▶ _WHAT TO PRODUCE_
Go through the entries below and print each one exactly, leaving out pictures.
━━━━━ DATASET RECORDS
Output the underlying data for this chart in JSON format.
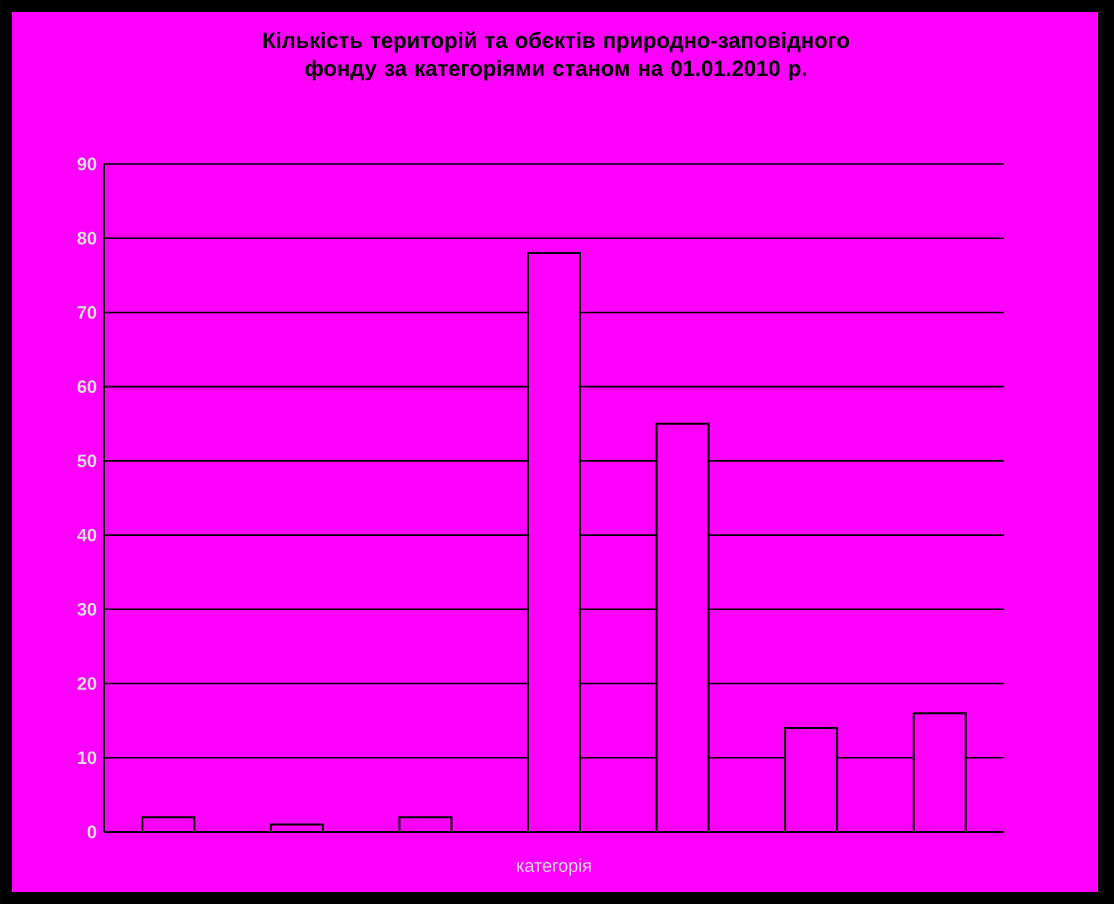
{
  "chart_data": {
    "type": "bar",
    "title": "Кількість територій та обєктів природно-заповідного фонду за категоріями станом на 01.01.2010 р.",
    "xlabel": "категорія",
    "categories": [
      null,
      null,
      null,
      null,
      null,
      null,
      null
    ],
    "values": [
      2,
      1,
      2,
      78,
      55,
      14,
      16
    ],
    "color": "#ff00ff",
    "ylim": [
      0,
      90
    ],
    "yticks": [
      0,
      10,
      20,
      30,
      40,
      50,
      60,
      70,
      80,
      90
    ],
    "grid": "y"
  }
}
━━━━━━━━━━
▶ _ANSWER IN FULL_
Output the underlying data for this chart in JSON format.
{
  "chart_data": {
    "type": "bar",
    "title": "Кількість територій та обєктів природно-заповідного фонду за категоріями станом на 01.01.2010 р.",
    "xlabel": "категорія",
    "categories": [
      null,
      null,
      null,
      null,
      null,
      null,
      null
    ],
    "values": [
      2,
      1,
      2,
      78,
      55,
      14,
      16
    ],
    "color": "#ff00ff",
    "ylim": [
      0,
      90
    ],
    "yticks": [
      0,
      10,
      20,
      30,
      40,
      50,
      60,
      70,
      80,
      90
    ],
    "grid": "y"
  }
}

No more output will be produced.